# Testo fornito
________________________

Negli ultimi cinque anni, le famiglie a basso reddito in Italia hanno dovuto affrontare un incremento significativo dei costi sanitari e delle cure mediche. Questo trend sta sollevando negli osservatori sempre maggiori preoccupazioni riguardo all’accessibilità e all’equità del sistema sanitario nazionale. Secondo i dati della Ragioneria Generale dello Stato, nel 2022 la spesa sanitaria totale in Italia ha sfiorato i 170 miliardi di euro, circa 3.000 euro pro capite. Di questa cifra, circa 40 miliardi di euro sono stati spesi direttamente dalle famiglie attraverso il cosiddetto “out of pocket”, ovvero le spese sostenute senza rimborso da parte del Servizio Sanitario Nazionale.

________________________

# Dati forniti

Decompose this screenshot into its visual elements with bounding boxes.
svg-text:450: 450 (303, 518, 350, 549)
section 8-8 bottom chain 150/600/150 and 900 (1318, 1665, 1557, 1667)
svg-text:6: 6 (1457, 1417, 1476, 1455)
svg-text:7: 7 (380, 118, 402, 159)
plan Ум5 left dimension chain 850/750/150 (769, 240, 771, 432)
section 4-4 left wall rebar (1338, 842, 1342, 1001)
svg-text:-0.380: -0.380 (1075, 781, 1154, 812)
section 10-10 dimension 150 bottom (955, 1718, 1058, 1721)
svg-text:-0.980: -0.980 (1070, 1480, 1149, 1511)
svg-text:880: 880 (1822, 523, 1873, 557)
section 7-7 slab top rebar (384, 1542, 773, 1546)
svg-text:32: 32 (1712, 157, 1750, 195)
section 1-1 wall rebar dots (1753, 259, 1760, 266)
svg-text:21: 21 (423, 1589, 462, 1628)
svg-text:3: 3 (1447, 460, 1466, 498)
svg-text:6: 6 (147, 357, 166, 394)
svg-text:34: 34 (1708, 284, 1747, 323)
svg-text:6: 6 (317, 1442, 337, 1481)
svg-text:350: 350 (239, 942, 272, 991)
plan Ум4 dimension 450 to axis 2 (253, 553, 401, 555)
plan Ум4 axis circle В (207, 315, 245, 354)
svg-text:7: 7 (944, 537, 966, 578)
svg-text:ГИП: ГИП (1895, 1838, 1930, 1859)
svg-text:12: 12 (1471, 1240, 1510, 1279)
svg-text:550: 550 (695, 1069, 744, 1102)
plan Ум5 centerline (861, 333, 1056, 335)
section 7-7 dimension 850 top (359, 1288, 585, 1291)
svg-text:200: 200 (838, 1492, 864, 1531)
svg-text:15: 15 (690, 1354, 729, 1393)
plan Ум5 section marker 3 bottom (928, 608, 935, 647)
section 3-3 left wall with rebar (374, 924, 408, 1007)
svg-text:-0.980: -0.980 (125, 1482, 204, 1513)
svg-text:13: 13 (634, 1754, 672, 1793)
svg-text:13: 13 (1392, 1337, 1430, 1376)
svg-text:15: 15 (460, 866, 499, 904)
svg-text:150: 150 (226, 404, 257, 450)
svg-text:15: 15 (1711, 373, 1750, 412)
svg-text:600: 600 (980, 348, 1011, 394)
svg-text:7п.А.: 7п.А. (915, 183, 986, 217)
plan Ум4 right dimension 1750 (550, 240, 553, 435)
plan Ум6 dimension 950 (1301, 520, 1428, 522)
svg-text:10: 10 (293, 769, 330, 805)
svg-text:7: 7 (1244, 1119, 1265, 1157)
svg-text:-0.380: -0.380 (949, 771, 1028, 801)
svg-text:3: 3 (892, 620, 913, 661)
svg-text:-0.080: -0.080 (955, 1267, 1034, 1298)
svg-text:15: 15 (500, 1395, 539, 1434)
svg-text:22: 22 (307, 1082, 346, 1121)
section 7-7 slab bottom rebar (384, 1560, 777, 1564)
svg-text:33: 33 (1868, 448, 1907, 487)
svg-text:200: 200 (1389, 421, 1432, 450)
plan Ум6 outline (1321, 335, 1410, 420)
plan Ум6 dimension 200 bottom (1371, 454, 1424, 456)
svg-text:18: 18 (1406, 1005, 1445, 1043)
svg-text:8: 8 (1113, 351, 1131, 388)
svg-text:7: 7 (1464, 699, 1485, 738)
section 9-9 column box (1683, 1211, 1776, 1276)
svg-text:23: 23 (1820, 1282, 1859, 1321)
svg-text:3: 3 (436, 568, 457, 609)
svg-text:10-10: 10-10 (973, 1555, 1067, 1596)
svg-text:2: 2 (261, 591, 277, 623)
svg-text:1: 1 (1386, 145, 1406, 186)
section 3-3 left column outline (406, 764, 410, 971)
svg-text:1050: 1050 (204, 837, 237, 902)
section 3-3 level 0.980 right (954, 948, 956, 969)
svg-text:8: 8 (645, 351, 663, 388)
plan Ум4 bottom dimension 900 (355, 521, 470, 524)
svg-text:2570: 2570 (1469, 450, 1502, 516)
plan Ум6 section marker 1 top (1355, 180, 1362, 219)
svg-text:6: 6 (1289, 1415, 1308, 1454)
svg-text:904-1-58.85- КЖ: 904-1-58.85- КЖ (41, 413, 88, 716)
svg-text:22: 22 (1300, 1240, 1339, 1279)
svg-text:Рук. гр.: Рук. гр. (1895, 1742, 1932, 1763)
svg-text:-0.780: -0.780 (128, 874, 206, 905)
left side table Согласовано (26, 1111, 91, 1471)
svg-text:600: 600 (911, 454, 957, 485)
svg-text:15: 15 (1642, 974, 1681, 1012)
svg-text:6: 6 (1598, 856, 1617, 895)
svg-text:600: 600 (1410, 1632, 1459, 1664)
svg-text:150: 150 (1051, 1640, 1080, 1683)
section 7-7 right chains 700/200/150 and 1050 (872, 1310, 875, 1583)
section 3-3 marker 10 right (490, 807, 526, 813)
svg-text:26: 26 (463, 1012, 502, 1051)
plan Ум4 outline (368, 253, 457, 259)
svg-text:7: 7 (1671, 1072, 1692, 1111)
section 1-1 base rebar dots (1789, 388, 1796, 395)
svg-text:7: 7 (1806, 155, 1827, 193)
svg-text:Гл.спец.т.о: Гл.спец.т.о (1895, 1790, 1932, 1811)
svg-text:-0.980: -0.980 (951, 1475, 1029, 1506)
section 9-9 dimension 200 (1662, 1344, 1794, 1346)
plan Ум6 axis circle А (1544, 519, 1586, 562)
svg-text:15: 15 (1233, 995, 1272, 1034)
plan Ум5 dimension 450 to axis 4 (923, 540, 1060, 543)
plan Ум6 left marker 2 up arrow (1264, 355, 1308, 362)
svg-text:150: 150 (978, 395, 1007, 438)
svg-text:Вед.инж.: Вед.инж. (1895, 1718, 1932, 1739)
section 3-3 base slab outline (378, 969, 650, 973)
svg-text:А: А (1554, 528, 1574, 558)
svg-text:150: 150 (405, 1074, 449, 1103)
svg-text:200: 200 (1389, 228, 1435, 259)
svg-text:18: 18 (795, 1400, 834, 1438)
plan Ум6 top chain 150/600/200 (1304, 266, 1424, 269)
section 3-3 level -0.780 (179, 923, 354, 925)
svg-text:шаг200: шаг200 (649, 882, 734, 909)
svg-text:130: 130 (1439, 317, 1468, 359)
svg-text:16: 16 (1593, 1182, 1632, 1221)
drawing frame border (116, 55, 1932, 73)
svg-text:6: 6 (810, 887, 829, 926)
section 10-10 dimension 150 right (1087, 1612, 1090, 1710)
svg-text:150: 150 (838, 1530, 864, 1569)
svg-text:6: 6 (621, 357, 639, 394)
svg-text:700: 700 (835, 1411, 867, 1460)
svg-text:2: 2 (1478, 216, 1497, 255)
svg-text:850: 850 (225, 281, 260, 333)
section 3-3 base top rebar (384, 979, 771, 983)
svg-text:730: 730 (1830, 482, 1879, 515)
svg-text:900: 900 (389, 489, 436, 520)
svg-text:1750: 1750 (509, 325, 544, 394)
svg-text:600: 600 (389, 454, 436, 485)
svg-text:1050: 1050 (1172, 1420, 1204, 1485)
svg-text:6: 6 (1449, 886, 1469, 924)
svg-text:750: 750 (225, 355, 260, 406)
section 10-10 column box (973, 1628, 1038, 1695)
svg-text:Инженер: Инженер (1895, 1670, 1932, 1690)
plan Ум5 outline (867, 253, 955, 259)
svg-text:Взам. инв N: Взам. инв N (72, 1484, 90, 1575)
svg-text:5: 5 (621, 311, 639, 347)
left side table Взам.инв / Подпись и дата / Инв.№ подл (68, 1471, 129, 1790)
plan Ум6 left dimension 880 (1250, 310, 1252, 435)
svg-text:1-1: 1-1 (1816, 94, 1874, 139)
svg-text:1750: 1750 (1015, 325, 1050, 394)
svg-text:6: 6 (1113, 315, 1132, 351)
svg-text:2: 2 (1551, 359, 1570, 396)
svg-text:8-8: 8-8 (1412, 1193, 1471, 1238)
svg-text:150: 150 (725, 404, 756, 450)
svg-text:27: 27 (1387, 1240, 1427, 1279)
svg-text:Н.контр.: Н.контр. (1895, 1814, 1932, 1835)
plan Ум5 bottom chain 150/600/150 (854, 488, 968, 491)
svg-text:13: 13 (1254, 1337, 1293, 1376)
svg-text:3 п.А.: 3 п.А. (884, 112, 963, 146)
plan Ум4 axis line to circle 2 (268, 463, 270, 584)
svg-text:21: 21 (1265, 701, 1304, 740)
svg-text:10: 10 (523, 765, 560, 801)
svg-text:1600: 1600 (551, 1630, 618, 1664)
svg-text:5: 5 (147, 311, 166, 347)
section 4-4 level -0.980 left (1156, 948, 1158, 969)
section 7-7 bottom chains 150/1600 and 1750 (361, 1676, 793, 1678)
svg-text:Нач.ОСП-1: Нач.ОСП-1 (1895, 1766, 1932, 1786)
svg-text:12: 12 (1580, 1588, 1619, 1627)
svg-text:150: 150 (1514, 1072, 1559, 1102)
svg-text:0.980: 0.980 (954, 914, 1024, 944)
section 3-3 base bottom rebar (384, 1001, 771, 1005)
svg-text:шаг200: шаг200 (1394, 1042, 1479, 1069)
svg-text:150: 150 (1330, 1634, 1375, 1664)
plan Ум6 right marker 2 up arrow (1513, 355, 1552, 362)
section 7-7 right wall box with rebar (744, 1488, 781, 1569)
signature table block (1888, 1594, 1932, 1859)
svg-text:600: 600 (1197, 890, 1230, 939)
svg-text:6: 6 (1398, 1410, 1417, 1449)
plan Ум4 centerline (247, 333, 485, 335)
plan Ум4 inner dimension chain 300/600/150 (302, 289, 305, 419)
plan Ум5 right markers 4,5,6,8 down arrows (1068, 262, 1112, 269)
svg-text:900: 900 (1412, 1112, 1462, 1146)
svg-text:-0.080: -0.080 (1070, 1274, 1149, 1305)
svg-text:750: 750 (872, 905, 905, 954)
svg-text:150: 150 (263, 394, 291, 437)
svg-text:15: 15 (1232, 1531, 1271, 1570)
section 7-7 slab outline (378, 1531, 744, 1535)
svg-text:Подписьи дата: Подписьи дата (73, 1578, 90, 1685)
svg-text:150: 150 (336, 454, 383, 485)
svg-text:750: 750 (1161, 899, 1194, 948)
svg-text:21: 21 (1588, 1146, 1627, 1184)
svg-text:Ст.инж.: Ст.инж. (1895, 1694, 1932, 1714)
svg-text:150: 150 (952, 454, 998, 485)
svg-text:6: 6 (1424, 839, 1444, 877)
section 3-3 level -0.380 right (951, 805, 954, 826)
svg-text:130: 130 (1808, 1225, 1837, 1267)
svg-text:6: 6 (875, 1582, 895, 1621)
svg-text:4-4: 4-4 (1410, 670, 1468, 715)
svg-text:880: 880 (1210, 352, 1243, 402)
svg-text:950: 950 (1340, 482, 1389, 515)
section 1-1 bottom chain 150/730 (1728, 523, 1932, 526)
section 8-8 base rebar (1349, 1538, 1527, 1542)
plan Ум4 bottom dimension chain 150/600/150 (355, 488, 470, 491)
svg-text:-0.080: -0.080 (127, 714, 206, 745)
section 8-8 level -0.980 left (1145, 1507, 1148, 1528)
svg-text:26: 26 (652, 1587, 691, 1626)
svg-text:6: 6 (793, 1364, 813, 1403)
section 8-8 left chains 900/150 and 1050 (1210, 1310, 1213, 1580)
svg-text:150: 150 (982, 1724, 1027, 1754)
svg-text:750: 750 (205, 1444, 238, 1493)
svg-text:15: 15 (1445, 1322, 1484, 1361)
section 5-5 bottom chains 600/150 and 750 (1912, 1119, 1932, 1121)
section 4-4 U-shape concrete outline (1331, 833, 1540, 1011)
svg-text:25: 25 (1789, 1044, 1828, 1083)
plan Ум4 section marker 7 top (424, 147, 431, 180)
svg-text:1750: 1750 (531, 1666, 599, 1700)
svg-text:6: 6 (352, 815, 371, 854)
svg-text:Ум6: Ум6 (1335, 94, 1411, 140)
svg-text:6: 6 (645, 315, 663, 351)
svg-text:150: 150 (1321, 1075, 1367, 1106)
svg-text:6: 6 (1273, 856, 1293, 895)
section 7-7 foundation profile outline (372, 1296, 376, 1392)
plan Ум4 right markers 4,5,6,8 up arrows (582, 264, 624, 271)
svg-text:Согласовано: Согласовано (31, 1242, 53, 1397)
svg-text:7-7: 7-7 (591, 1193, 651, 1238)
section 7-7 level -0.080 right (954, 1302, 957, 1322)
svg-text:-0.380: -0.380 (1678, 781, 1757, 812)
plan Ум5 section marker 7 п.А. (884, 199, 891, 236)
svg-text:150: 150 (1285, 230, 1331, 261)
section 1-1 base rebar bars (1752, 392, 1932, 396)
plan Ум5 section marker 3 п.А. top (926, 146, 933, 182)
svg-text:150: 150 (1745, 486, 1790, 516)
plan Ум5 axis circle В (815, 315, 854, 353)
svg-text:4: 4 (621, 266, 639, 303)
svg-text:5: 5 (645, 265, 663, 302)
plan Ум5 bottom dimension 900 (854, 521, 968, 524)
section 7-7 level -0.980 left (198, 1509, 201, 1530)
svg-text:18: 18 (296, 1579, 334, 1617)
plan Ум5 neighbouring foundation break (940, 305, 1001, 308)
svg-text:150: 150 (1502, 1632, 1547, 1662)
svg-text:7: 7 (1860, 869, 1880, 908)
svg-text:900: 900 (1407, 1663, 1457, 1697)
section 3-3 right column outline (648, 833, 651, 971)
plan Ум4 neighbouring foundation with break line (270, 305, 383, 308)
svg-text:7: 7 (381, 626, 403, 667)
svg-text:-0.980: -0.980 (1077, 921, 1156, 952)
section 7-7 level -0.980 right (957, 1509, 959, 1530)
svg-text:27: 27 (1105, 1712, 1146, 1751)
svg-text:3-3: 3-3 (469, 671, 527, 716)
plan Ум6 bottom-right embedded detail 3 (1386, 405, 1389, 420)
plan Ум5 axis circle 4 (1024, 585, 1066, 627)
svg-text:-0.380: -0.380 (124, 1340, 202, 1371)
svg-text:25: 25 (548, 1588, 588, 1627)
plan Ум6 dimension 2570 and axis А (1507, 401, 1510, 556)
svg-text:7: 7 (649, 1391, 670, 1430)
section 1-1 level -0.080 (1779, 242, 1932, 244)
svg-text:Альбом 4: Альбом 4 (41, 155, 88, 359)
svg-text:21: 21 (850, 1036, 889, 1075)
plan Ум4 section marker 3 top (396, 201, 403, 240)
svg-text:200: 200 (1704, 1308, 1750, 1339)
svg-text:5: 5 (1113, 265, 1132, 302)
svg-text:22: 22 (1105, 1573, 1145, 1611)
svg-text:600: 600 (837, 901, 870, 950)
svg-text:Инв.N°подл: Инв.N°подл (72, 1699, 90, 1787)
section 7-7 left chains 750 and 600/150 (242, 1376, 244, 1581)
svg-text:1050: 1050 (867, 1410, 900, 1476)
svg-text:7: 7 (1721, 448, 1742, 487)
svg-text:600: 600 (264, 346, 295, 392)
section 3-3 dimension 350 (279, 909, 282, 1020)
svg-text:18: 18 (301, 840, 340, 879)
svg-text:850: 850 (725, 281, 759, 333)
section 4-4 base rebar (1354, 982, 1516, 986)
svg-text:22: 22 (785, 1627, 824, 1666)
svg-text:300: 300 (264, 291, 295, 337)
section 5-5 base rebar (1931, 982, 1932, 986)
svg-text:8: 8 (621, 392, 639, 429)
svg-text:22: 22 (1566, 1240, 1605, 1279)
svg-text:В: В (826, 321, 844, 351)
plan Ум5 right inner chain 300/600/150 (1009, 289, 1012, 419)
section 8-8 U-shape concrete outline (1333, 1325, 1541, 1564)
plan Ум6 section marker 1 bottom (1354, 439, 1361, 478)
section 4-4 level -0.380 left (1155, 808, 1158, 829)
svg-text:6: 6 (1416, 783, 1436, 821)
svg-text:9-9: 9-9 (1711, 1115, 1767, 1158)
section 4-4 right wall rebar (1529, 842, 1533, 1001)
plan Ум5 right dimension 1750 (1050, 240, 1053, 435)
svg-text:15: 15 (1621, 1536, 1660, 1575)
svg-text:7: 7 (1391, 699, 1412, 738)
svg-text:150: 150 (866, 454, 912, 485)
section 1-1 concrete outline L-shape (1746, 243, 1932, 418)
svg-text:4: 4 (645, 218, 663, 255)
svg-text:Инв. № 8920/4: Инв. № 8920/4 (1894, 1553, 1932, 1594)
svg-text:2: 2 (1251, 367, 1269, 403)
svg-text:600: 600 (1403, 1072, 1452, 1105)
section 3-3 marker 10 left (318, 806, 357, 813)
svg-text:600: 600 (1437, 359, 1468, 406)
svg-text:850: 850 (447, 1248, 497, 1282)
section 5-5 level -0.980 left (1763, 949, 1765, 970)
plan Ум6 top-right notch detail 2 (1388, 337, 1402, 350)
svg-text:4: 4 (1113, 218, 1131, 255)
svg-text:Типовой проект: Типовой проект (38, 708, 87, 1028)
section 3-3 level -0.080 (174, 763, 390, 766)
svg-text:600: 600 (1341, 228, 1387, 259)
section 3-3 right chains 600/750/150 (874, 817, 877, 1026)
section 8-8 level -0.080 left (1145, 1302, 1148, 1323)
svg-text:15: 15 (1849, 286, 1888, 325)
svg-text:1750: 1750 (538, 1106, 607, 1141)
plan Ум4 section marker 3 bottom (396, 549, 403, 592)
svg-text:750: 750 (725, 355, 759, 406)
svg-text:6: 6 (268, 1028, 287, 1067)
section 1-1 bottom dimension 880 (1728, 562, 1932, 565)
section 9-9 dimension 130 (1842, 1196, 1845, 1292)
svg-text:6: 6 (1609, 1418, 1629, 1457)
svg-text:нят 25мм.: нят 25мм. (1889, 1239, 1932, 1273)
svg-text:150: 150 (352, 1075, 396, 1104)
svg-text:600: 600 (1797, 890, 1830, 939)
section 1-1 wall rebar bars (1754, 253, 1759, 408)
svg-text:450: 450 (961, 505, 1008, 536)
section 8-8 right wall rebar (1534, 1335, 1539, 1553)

________________________

# Compiti proposti
(A) Secondo il testo sui costi sanitari, quanti euro hanno speso direttamente le famiglie in Italia nel 2022 attraverso l'"out of pocket"?
(B) Riprendi il testo sui costi sanitari e proseguilo a partire dalla sua ultima frase.
Le righe non hanno alcun ruolo in questo lavoro.

# Risposte ai compiti
(A) Circa 40 miliardi di euro.

(B)
Nel 2024, la spesa sanitaria pubblica in Italia è stata pari al 6,2% del Prodotto Interno Lordo (PIL), un dato inferiore alla media dell’Unione Europea, del 6,8%. Questo sottofinanziamento ha portato a diverse criticità, tra cui carenze di personale medico e infermieristico, come evidenziato dallo sciopero dei lavoratori sanitari del novembre 2024, che hanno protestato per salari inadeguati e condizioni di lavoro difficili. Inoltre, l’insufficiente finanziamento pubblico ha contribuito all’aumento delle liste d’attesa negli ospedali pubblici, spingendo molti cittadini a rivolgersi a cliniche private per ottenere le cure necessarie.
L’aumento della spesa privata è stata la risposta alla crescente difficoltà del servizio pubblico a garantire l’accesso universale alle cure. Le famiglie a basso reddito sono particolarmente vulnerabili a questa tendenza, poiché dispongono di risorse limitate per far fronte a spese impreviste o elevate.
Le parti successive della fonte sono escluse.